### Requirements
Of the lines in these entries, how many contain the string "Types"? Give the number and nothing else.

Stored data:

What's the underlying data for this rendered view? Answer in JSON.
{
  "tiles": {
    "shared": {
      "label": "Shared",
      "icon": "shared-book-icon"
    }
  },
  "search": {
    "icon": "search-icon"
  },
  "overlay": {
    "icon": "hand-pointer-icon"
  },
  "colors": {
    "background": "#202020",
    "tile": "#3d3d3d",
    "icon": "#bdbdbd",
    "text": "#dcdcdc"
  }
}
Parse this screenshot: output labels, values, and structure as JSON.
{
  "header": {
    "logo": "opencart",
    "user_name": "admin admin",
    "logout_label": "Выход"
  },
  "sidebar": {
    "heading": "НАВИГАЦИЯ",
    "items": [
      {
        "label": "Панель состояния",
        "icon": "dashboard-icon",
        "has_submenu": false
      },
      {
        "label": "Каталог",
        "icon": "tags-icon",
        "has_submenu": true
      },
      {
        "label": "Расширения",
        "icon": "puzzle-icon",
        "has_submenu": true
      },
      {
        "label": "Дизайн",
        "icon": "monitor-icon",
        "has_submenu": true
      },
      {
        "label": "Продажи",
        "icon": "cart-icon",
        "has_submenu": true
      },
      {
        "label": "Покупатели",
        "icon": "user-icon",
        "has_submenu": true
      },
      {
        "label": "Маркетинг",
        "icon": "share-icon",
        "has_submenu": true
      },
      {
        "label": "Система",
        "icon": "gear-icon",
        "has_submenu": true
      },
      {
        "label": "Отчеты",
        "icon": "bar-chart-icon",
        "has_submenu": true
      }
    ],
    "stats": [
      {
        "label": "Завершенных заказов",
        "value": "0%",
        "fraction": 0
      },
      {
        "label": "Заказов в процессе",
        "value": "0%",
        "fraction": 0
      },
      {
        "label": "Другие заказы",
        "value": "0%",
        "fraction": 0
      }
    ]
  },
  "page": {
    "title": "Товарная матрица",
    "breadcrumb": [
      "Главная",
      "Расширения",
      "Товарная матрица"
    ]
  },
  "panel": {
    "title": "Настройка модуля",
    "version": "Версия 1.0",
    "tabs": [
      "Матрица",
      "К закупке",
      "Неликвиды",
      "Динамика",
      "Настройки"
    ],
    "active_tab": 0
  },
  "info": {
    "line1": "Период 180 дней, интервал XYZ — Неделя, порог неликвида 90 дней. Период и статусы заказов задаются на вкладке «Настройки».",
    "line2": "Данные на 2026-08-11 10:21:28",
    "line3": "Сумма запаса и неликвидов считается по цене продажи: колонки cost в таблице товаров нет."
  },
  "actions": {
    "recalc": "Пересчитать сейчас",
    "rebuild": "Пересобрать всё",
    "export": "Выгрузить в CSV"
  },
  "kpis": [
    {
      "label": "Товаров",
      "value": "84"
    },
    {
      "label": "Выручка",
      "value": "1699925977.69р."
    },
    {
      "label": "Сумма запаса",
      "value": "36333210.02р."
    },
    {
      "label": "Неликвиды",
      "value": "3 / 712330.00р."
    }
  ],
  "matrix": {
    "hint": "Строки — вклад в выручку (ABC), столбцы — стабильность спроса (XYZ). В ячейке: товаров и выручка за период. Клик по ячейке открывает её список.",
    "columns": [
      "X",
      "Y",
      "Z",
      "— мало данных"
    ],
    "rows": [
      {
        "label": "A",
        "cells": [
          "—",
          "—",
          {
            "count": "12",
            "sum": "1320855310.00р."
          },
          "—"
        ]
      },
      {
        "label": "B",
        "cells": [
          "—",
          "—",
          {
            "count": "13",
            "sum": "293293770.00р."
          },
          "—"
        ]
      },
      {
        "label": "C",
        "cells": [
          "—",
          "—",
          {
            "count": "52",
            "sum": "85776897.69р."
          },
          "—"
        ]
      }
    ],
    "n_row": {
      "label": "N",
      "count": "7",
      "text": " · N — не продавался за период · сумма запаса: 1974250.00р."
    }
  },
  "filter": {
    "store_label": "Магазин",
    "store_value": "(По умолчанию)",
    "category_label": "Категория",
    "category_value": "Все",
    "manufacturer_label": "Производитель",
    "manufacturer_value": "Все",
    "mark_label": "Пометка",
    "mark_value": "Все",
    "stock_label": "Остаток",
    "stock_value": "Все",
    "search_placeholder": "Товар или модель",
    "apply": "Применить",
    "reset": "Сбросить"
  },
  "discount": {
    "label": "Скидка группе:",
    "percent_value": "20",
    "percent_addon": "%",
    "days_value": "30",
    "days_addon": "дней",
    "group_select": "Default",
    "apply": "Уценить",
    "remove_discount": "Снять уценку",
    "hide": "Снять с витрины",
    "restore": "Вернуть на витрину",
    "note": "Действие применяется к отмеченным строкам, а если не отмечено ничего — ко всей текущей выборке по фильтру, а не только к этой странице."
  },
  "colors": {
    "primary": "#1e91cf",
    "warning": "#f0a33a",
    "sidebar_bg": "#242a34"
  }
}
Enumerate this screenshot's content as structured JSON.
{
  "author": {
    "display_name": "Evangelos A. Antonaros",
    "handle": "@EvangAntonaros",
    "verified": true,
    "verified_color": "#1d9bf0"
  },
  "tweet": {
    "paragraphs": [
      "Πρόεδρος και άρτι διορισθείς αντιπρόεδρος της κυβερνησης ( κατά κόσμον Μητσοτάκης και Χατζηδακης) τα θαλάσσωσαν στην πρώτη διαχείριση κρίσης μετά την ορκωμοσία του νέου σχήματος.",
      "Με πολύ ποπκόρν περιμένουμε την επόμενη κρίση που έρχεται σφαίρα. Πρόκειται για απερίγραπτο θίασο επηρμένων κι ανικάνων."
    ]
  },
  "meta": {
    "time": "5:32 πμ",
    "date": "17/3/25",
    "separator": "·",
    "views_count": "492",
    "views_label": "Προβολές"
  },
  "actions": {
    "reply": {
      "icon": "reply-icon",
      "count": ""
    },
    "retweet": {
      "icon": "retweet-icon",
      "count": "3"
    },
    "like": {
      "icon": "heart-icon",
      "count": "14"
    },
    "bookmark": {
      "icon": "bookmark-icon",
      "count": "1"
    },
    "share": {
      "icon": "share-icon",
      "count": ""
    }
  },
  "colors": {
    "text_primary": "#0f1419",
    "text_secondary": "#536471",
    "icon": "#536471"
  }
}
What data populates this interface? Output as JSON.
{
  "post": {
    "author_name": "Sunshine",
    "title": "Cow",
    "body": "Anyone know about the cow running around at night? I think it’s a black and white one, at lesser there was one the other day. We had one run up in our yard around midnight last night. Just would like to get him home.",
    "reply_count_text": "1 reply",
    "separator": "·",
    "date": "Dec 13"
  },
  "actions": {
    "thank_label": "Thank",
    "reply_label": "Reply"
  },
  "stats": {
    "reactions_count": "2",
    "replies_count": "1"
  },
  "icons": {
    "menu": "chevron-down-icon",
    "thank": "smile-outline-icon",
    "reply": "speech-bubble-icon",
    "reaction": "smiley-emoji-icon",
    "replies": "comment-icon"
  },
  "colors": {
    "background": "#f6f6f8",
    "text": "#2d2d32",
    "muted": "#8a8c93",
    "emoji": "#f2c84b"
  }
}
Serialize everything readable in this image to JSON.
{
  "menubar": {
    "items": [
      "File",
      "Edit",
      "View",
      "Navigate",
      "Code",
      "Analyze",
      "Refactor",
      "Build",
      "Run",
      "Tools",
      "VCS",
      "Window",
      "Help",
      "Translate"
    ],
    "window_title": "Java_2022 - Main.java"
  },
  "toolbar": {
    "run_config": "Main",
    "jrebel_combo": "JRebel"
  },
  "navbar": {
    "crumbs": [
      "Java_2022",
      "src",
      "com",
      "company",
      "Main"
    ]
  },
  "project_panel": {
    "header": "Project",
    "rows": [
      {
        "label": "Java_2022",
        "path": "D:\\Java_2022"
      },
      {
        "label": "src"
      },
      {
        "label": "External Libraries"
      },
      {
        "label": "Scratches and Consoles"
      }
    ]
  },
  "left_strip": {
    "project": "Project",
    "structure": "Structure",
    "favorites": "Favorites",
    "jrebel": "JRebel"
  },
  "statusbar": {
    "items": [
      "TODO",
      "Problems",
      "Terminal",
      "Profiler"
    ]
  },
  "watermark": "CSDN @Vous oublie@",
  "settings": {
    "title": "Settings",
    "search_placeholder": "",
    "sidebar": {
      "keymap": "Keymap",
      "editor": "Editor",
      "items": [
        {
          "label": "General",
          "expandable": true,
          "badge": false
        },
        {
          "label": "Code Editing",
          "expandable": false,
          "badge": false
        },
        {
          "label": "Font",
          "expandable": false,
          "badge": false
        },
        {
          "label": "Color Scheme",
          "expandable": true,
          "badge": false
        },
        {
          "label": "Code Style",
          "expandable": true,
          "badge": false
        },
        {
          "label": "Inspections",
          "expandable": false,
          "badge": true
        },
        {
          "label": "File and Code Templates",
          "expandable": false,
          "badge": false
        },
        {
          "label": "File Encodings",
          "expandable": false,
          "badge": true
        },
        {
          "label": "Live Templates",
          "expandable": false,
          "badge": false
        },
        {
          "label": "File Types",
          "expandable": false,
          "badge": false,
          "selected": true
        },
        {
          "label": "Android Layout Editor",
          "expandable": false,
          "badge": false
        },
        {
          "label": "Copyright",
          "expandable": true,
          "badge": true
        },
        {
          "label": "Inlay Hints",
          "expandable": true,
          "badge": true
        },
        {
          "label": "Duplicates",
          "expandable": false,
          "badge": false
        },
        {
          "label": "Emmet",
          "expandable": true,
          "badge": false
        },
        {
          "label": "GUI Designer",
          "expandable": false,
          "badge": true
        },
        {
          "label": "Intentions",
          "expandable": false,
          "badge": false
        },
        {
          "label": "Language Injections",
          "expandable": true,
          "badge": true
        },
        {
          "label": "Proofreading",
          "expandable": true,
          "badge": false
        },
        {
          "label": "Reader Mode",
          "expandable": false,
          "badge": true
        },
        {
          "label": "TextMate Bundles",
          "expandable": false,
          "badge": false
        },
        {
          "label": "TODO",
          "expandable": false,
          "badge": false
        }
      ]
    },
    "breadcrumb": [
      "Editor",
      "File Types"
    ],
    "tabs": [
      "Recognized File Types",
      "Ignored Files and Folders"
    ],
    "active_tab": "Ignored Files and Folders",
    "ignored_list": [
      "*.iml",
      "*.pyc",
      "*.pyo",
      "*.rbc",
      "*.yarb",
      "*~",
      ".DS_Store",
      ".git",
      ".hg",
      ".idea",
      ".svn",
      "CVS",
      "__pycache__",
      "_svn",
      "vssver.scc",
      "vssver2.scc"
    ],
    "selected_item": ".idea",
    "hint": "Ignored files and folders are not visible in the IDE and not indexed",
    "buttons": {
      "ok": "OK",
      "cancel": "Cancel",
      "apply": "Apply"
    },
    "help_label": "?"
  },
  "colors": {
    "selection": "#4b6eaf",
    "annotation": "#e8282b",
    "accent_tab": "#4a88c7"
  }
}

### Solution to the exercise
3